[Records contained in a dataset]
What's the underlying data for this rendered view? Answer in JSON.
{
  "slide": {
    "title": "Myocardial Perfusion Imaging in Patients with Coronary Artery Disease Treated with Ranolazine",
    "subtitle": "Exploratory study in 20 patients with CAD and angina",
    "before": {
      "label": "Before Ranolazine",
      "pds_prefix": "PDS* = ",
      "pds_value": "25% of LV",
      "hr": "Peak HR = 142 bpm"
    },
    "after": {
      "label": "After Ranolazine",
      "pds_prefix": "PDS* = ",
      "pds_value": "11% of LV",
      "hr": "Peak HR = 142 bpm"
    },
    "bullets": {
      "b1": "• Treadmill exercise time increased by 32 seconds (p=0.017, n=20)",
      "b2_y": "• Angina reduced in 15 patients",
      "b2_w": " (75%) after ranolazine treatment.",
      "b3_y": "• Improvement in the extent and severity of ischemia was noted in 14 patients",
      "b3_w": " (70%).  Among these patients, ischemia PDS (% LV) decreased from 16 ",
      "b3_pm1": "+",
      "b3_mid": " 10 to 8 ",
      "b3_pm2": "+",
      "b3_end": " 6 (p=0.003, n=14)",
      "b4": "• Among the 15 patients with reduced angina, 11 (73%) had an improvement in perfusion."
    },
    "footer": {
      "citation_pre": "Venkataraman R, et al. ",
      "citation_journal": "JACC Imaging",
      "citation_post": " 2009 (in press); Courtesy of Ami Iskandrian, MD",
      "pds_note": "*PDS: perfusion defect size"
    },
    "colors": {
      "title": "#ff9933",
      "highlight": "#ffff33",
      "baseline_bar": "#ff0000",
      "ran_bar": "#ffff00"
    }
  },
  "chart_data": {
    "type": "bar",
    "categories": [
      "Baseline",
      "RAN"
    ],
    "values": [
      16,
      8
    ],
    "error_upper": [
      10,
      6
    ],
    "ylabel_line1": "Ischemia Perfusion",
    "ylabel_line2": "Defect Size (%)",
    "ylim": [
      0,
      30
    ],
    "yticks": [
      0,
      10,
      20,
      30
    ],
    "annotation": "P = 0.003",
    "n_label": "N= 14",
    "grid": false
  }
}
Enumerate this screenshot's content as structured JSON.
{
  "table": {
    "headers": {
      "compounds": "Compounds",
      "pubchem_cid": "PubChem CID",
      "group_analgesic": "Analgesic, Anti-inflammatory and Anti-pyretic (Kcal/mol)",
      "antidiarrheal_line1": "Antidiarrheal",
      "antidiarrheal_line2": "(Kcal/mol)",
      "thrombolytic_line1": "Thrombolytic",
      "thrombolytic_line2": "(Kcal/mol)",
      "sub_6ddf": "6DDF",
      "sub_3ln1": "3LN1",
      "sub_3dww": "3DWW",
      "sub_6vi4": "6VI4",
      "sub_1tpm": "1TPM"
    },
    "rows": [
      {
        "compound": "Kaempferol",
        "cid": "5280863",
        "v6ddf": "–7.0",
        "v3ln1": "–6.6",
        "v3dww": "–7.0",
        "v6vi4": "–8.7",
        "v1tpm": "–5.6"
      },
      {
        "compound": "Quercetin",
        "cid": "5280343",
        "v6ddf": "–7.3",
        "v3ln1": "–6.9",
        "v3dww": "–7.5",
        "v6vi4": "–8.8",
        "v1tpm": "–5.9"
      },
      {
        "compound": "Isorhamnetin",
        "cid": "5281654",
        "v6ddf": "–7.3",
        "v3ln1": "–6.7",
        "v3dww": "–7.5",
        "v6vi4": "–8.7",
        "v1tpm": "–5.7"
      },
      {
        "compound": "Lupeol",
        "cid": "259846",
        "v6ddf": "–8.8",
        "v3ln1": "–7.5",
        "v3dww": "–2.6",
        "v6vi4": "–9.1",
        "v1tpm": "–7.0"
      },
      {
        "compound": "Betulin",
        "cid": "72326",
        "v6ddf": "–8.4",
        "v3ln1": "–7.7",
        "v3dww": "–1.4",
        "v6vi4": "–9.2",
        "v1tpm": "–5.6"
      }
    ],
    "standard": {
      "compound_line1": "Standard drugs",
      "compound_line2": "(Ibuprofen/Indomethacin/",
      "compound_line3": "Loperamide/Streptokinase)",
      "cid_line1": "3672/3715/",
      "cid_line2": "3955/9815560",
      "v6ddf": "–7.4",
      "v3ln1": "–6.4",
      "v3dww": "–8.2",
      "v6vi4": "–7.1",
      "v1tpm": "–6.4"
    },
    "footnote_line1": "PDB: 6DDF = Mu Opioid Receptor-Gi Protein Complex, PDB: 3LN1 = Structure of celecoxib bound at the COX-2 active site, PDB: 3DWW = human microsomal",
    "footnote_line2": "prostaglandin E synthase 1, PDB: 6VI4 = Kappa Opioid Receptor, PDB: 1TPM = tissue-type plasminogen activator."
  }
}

• _Brief_: Copy every entry exactly, missing none.

• _Solution for this exercise_:
What's the underlying data for this rendered view? Answer in JSON.
{
  "slide": {
    "title": "Myocardial Perfusion Imaging in Patients with Coronary Artery Disease Treated with Ranolazine",
    "subtitle": "Exploratory study in 20 patients with CAD and angina",
    "before": {
      "label": "Before Ranolazine",
      "pds_prefix": "PDS* = ",
      "pds_value": "25% of LV",
      "hr": "Peak HR = 142 bpm"
    },
    "after": {
      "label": "After Ranolazine",
      "pds_prefix": "PDS* = ",
      "pds_value": "11% of LV",
      "hr": "Peak HR = 142 bpm"
    },
    "bullets": {
      "b1": "• Treadmill exercise time increased by 32 seconds (p=0.017, n=20)",
      "b2_y": "• Angina reduced in 15 patients",
      "b2_w": " (75%) after ranolazine treatment.",
      "b3_y": "• Improvement in the extent and severity of ischemia was noted in 14 patients",
      "b3_w": " (70%).  Among these patients, ischemia PDS (% LV) decreased from 16 ",
      "b3_pm1": "+",
      "b3_mid": " 10 to 8 ",
      "b3_pm2": "+",
      "b3_end": " 6 (p=0.003, n=14)",
      "b4": "• Among the 15 patients with reduced angina, 11 (73%) had an improvement in perfusion."
    },
    "footer": {
      "citation_pre": "Venkataraman R, et al. ",
      "citation_journal": "JACC Imaging",
      "citation_post": " 2009 (in press); Courtesy of Ami Iskandrian, MD",
      "pds_note": "*PDS: perfusion defect size"
    },
    "colors": {
      "title": "#ff9933",
      "highlight": "#ffff33",
      "baseline_bar": "#ff0000",
      "ran_bar": "#ffff00"
    }
  },
  "chart_data": {
    "type": "bar",
    "categories": [
      "Baseline",
      "RAN"
    ],
    "values": [
      16,
      8
    ],
    "error_upper": [
      10,
      6
    ],
    "ylabel_line1": "Ischemia Perfusion",
    "ylabel_line2": "Defect Size (%)",
    "ylim": [
      0,
      30
    ],
    "yticks": [
      0,
      10,
      20,
      30
    ],
    "annotation": "P = 0.003",
    "n_label": "N= 14",
    "grid": false
  }
}
Enumerate this screenshot's content as structured JSON.
{
  "table": {
    "headers": {
      "compounds": "Compounds",
      "pubchem_cid": "PubChem CID",
      "group_analgesic": "Analgesic, Anti-inflammatory and Anti-pyretic (Kcal/mol)",
      "antidiarrheal_line1": "Antidiarrheal",
      "antidiarrheal_line2": "(Kcal/mol)",
      "thrombolytic_line1": "Thrombolytic",
      "thrombolytic_line2": "(Kcal/mol)",
      "sub_6ddf": "6DDF",
      "sub_3ln1": "3LN1",
      "sub_3dww": "3DWW",
      "sub_6vi4": "6VI4",
      "sub_1tpm": "1TPM"
    },
    "rows": [
      {
        "compound": "Kaempferol",
        "cid": "5280863",
        "v6ddf": "–7.0",
        "v3ln1": "–6.6",
        "v3dww": "–7.0",
        "v6vi4": "–8.7",
        "v1tpm": "–5.6"
      },
      {
        "compound": "Quercetin",
        "cid": "5280343",
        "v6ddf": "–7.3",
        "v3ln1": "–6.9",
        "v3dww": "–7.5",
        "v6vi4": "–8.8",
        "v1tpm": "–5.9"
      },
      {
        "compound": "Isorhamnetin",
        "cid": "5281654",
        "v6ddf": "–7.3",
        "v3ln1": "–6.7",
        "v3dww": "–7.5",
        "v6vi4": "–8.7",
        "v1tpm": "–5.7"
      },
      {
        "compound": "Lupeol",
        "cid": "259846",
        "v6ddf": "–8.8",
        "v3ln1": "–7.5",
        "v3dww": "–2.6",
        "v6vi4": "–9.1",
        "v1tpm": "–7.0"
      },
      {
        "compound": "Betulin",
        "cid": "72326",
        "v6ddf": "–8.4",
        "v3ln1": "–7.7",
        "v3dww": "–1.4",
        "v6vi4": "–9.2",
        "v1tpm": "–5.6"
      }
    ],
    "standard": {
      "compound_line1": "Standard drugs",
      "compound_line2": "(Ibuprofen/Indomethacin/",
      "compound_line3": "Loperamide/Streptokinase)",
      "cid_line1": "3672/3715/",
      "cid_line2": "3955/9815560",
      "v6ddf": "–7.4",
      "v3ln1": "–6.4",
      "v3dww": "–8.2",
      "v6vi4": "–7.1",
      "v1tpm": "–6.4"
    },
    "footnote_line1": "PDB: 6DDF = Mu Opioid Receptor-Gi Protein Complex, PDB: 3LN1 = Structure of celecoxib bound at the COX-2 active site, PDB: 3DWW = human microsomal",
    "footnote_line2": "prostaglandin E synthase 1, PDB: 6VI4 = Kappa Opioid Receptor, PDB: 1TPM = tissue-type plasminogen activator."
  }
}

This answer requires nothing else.